**PROBLEM STATEMENT:** Write out the material again word for word, dropping any images it holds.

**TASK DATA:**
# # # # #

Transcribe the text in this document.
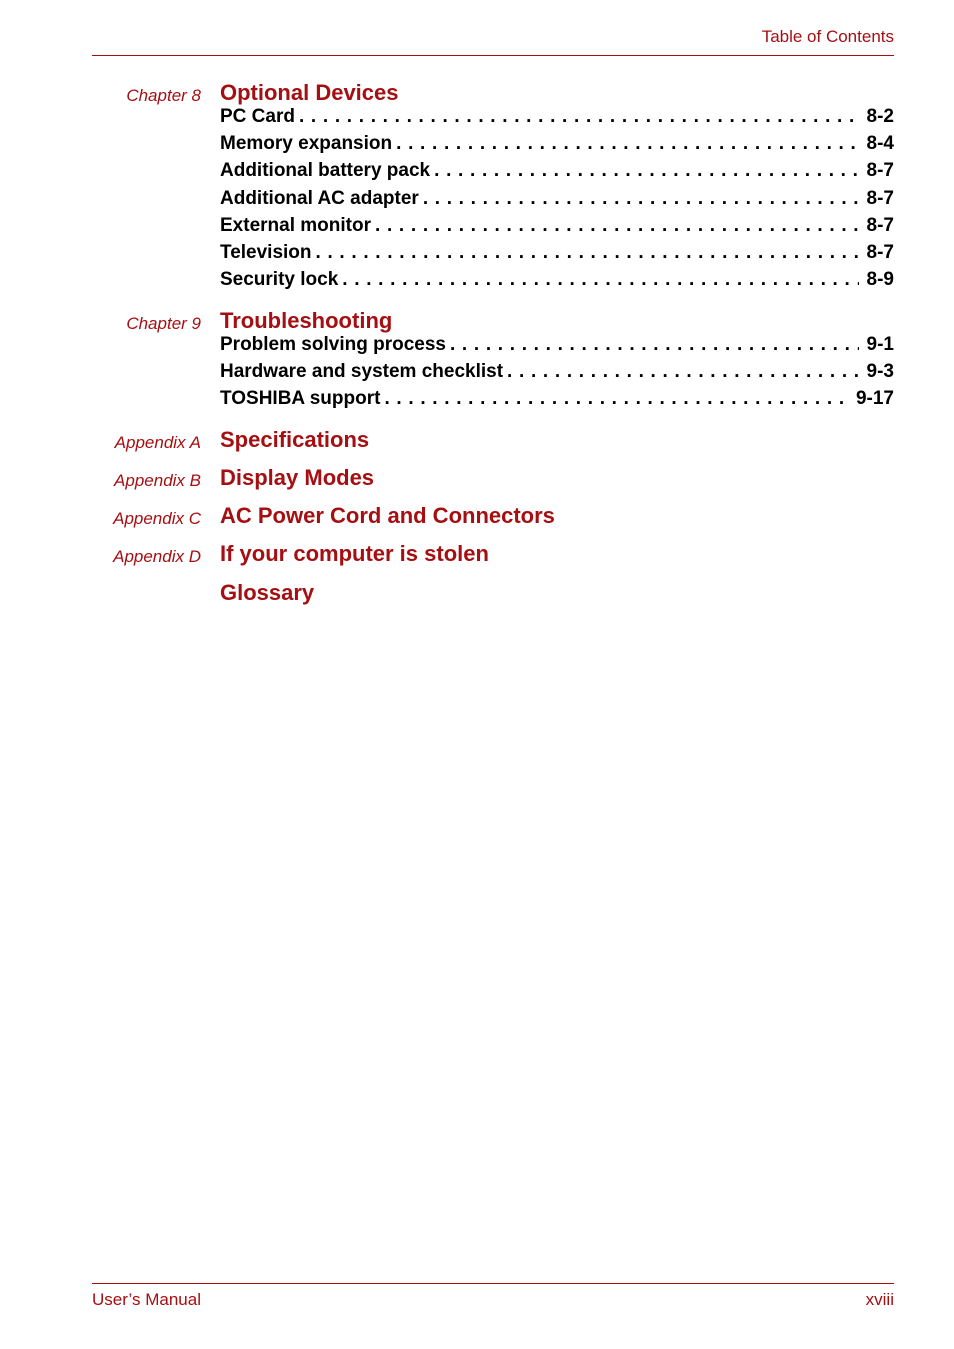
Table of Contents
Chapter 8 Optional Devices
PC Card . . .	8-2
Memory expansion . . .	8-4
Additional battery pack . . .	8-7
Additional AC adapter . . .	8-7
External monitor . . .	8-7
Television . . .	8-7
Security lock . . .	8-9
Chapter 9 Troubleshooting
Problem solving process . . .	9-1
Hardware and system checklist . . .	9-3
TOSHIBA support . . .	9-17
Appendix A Specifications
Appendix B Display Modes
Appendix C AC Power Cord and Connectors
Appendix D If your computer is stolen
Glossary
User’s Manual	xviii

# # # # #

**SOLUTION TO THE PROBLEM:**
Transcribe the text in this document.
Table of Contents
Chapter 8 Optional Devices
PC Card . . .	8-2
Memory expansion . . .	8-4
Additional battery pack . . .	8-7
Additional AC adapter . . .	8-7
External monitor . . .	8-7
Television . . .	8-7
Security lock . . .	8-9
Chapter 9 Troubleshooting
Problem solving process . . .	9-1
Hardware and system checklist . . .	9-3
TOSHIBA support . . .	9-17
Appendix A Specifications
Appendix B Display Modes
Appendix C AC Power Cord and Connectors
Appendix D If your computer is stolen
Glossary
User’s Manual	xviii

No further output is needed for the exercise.